• [What to produce] Using the entries that follow, state how many lines contain the word "Geider". The response is that number and nothing more.

• [Extracted information]

= = =

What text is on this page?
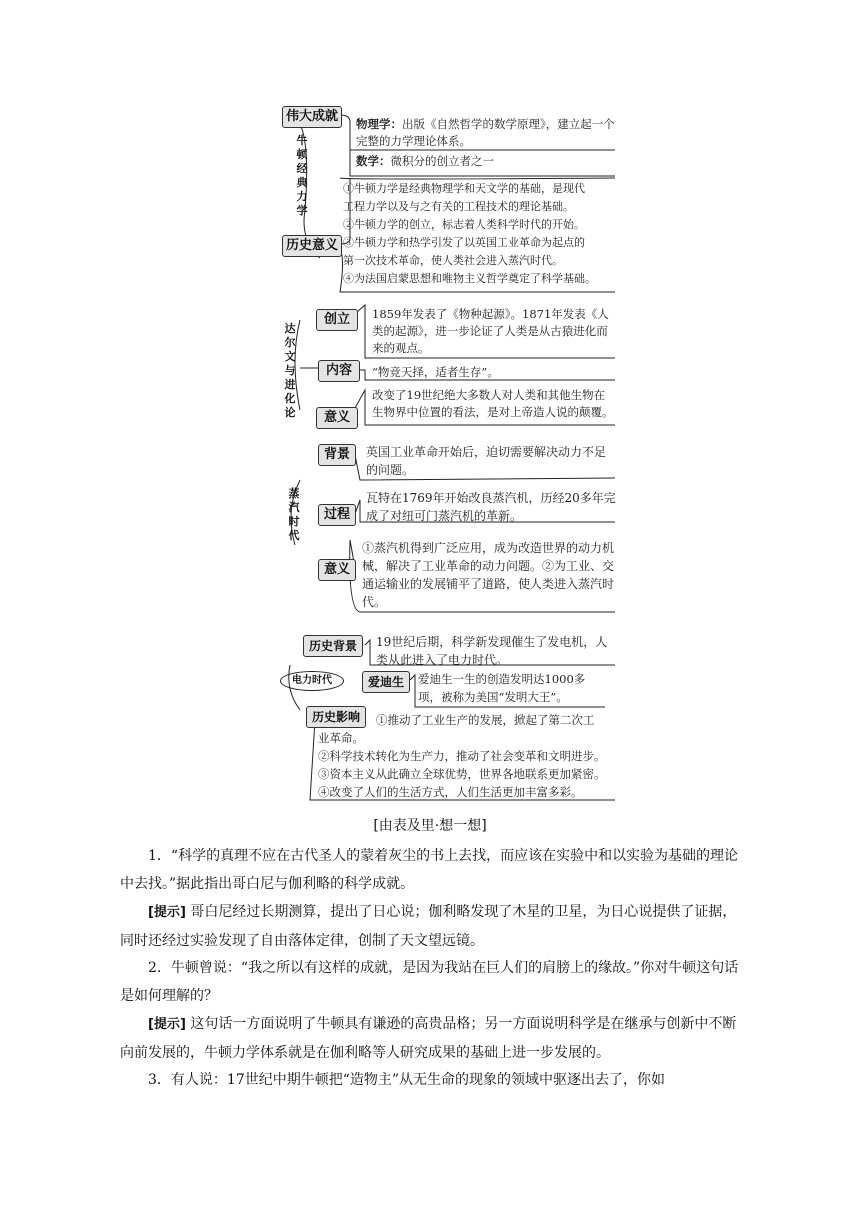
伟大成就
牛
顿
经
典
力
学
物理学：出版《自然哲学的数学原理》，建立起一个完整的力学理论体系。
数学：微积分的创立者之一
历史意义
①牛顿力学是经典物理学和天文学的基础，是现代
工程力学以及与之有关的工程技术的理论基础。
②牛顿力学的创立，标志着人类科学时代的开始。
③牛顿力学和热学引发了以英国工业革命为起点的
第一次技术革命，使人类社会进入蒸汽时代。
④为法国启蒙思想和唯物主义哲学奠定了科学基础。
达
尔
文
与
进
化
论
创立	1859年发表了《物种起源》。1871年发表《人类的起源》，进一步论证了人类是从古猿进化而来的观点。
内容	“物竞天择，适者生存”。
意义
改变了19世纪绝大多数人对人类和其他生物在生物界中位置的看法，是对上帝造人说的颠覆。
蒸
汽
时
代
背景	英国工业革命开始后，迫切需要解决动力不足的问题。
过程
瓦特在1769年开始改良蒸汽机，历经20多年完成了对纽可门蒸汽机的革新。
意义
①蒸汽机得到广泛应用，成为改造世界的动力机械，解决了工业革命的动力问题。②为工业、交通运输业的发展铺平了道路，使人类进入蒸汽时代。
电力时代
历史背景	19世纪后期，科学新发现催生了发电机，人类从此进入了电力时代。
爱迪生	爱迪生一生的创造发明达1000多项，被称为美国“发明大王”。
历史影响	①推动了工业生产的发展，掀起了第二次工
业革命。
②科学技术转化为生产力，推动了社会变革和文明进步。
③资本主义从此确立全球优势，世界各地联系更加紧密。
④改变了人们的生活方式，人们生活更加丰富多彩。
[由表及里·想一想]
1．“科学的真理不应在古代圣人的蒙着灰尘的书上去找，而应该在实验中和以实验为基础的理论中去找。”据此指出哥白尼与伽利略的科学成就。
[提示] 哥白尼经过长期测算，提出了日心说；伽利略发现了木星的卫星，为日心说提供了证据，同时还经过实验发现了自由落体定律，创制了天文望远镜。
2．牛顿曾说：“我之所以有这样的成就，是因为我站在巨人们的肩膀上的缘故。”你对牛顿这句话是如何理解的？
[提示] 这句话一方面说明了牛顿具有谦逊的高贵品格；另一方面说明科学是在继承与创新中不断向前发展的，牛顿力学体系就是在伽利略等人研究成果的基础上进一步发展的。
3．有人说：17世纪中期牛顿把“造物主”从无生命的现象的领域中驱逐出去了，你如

= = =

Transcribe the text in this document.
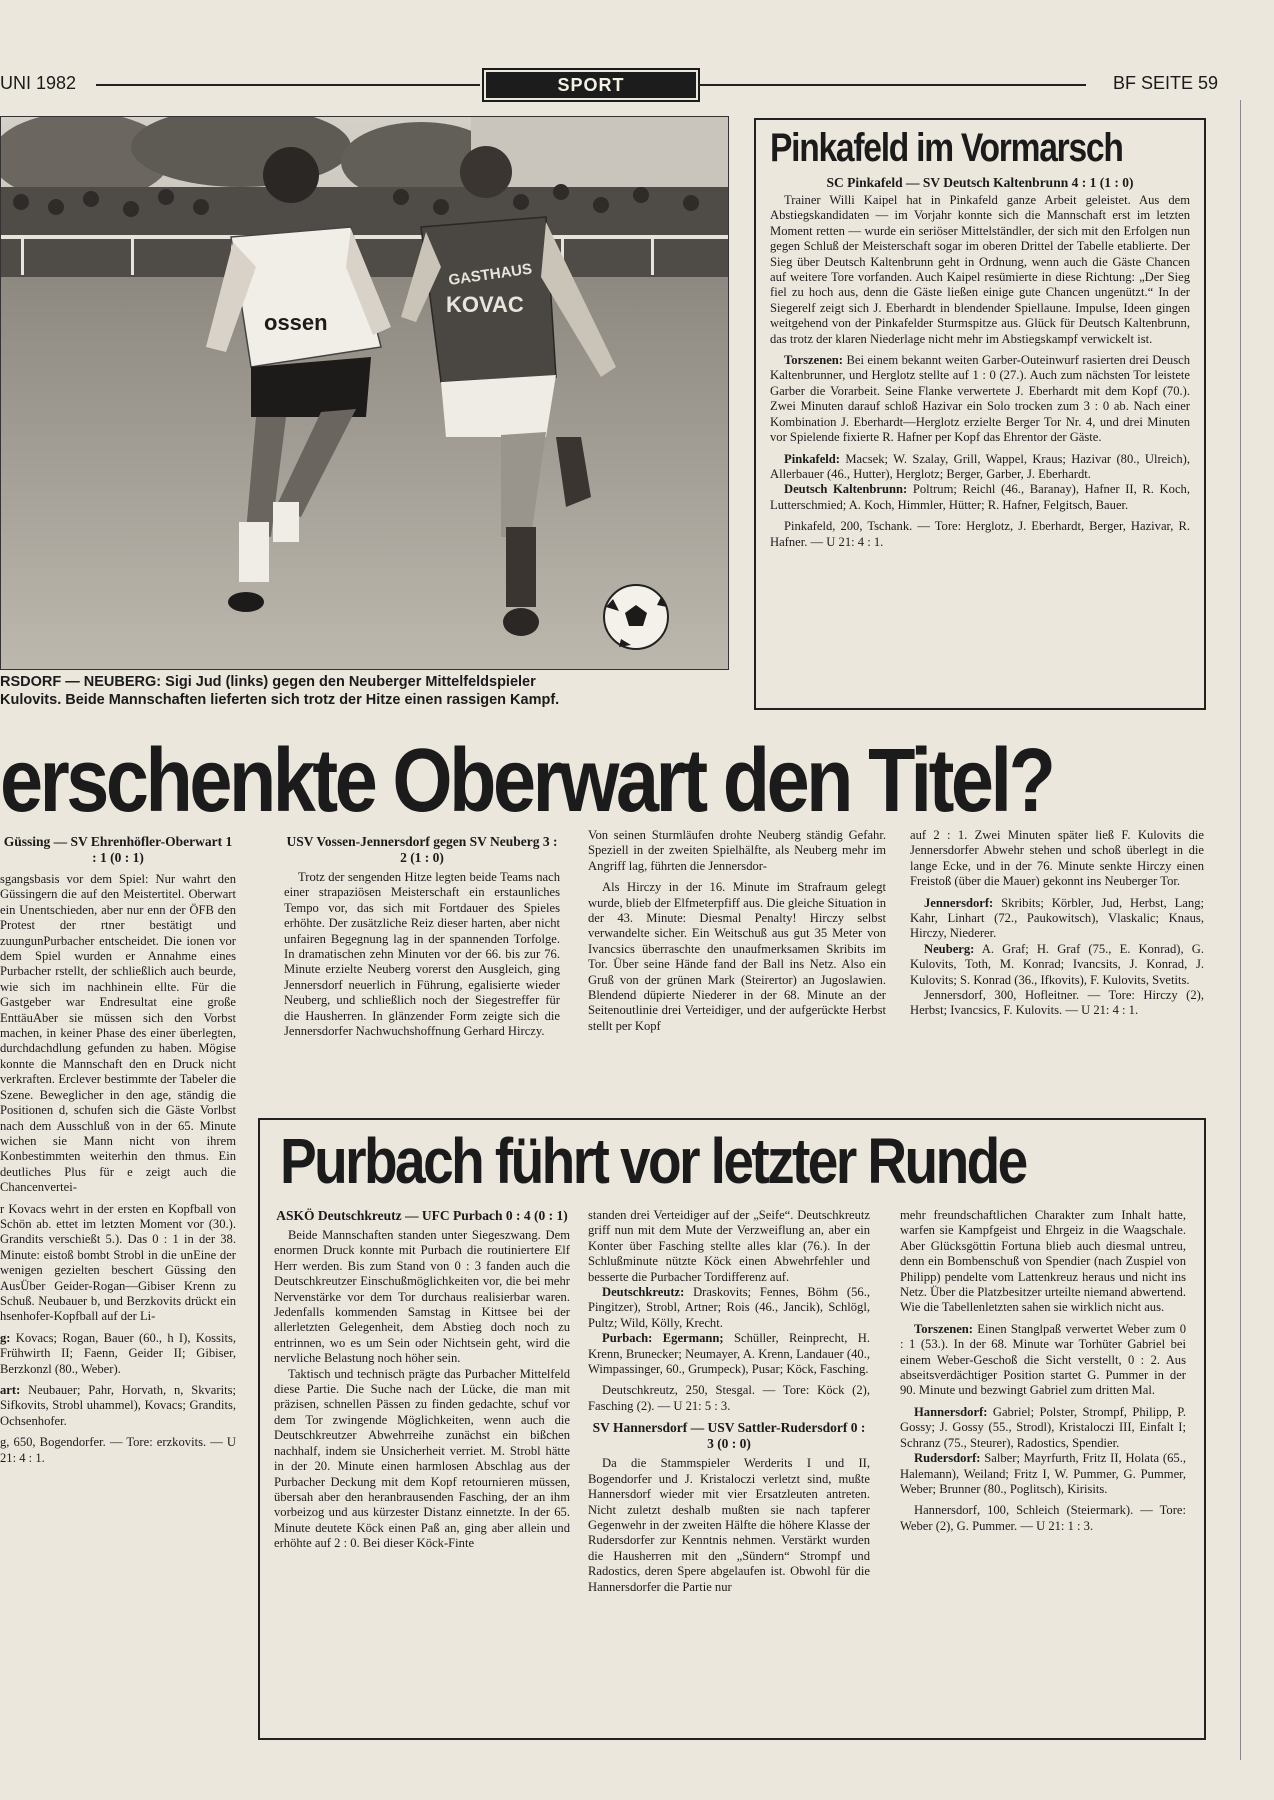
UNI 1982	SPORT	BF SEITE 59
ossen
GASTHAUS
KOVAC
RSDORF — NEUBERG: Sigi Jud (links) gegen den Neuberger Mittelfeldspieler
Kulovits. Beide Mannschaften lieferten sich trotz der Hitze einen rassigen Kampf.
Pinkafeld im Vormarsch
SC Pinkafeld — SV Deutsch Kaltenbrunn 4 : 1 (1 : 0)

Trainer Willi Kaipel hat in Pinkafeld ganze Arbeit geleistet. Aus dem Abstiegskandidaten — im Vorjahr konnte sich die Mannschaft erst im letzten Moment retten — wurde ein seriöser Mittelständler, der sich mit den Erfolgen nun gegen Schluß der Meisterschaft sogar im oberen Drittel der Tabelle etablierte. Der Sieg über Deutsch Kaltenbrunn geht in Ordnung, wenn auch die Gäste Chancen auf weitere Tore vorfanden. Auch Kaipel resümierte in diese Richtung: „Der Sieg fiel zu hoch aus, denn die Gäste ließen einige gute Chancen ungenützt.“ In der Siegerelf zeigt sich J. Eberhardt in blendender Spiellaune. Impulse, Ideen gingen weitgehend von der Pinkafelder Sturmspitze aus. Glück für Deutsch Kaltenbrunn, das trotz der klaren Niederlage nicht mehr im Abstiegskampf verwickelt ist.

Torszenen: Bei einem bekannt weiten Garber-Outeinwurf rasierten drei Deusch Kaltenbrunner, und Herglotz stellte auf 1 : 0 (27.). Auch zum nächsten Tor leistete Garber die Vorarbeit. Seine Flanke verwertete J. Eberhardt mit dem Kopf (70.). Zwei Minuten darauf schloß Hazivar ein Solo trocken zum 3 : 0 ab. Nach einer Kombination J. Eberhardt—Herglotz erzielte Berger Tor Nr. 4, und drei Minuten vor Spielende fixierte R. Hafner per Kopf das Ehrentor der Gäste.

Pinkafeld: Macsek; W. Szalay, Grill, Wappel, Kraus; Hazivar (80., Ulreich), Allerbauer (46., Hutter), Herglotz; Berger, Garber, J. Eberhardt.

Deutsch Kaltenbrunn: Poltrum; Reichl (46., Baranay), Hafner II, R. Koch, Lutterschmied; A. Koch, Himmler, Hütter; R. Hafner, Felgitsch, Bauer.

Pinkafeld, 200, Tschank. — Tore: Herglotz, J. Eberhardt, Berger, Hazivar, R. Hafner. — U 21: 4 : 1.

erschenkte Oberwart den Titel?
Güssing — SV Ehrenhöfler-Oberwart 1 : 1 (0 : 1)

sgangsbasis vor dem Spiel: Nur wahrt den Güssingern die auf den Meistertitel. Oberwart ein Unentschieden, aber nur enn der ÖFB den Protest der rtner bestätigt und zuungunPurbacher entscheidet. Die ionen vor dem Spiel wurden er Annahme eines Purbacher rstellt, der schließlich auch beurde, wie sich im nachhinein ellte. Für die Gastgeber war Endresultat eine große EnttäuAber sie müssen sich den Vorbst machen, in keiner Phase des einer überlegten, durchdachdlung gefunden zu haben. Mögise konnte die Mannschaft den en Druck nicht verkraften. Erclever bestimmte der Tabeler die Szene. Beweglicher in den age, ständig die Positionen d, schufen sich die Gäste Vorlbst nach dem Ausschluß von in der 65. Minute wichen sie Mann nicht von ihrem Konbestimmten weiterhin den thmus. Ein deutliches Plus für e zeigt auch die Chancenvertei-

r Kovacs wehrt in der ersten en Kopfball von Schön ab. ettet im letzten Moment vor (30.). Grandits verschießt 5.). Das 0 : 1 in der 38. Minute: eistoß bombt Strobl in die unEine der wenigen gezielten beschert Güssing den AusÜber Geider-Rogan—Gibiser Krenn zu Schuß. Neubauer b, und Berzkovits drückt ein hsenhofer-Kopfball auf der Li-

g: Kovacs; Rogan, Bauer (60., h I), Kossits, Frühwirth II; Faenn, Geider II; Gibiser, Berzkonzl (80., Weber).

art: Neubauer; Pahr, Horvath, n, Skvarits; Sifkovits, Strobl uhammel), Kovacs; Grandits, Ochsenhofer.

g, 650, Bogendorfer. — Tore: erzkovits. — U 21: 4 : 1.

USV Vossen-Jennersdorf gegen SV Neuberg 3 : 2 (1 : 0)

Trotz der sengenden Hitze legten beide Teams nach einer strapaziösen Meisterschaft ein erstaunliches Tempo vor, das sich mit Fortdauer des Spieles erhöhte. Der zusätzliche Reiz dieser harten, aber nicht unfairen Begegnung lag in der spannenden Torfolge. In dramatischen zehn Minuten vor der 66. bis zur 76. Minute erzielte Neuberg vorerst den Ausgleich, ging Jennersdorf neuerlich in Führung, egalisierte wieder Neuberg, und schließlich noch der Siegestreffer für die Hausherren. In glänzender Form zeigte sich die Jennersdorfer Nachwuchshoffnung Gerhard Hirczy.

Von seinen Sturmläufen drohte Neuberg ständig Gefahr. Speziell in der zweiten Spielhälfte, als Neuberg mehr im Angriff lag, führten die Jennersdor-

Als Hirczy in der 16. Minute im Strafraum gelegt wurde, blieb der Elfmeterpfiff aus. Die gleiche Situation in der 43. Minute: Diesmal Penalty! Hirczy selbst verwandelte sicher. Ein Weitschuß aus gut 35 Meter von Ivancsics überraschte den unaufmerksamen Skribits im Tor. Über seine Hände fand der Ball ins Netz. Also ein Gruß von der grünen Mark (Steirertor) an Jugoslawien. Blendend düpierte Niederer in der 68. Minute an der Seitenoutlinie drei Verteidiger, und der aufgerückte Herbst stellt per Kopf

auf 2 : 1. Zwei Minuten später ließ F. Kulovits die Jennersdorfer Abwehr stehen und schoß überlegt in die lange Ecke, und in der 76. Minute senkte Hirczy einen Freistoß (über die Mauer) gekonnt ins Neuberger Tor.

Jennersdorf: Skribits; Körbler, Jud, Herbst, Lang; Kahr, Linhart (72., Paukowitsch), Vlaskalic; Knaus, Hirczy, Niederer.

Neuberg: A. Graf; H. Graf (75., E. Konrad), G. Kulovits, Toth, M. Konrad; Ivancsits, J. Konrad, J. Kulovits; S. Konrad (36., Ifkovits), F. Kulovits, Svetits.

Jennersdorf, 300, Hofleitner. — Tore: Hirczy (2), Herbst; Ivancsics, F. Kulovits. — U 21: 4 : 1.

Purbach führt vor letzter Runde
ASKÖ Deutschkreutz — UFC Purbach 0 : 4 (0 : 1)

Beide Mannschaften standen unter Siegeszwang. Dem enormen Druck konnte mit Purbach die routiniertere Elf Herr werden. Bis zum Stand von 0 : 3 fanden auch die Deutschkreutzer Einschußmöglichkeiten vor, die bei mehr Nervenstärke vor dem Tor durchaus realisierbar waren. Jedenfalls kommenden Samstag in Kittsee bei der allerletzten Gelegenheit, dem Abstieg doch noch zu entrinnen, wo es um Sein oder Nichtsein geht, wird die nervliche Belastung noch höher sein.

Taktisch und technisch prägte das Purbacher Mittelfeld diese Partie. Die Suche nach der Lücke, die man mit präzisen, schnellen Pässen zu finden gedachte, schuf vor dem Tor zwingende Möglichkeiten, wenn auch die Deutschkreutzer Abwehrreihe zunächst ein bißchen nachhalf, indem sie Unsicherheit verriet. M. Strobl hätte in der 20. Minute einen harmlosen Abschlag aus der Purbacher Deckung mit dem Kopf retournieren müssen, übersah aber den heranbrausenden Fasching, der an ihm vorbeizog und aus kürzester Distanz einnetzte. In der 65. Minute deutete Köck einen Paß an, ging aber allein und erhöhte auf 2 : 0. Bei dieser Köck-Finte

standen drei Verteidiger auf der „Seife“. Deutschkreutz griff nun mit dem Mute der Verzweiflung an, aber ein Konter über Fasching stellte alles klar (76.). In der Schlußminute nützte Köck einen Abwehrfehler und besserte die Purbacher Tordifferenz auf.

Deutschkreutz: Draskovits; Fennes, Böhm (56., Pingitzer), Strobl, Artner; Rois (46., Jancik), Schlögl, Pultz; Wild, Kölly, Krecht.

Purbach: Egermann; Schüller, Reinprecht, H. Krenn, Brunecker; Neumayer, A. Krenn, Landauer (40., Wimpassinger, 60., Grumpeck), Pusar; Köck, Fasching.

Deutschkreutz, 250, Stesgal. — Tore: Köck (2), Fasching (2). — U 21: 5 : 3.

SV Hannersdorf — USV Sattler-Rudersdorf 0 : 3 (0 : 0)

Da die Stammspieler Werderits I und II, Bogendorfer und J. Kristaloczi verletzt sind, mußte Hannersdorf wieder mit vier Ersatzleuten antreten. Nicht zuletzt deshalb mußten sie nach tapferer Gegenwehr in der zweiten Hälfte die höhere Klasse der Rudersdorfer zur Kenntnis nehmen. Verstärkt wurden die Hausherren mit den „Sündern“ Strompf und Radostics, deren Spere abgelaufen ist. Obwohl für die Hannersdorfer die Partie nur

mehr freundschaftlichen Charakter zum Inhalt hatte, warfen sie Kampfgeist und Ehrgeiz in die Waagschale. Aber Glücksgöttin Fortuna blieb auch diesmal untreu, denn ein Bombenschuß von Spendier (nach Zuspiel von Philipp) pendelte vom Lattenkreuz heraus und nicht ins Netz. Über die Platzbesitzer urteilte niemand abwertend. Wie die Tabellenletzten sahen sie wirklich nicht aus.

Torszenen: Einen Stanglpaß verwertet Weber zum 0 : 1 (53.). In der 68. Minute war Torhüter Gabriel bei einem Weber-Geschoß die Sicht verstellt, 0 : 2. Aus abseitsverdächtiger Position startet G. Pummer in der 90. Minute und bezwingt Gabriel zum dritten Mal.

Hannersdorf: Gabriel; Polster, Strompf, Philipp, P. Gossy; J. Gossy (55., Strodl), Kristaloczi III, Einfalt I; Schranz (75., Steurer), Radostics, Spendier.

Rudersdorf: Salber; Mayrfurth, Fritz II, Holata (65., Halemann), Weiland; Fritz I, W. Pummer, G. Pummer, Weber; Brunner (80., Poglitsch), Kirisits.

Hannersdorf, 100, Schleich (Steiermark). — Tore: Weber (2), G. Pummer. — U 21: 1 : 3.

= = =

• [Result of this task] 2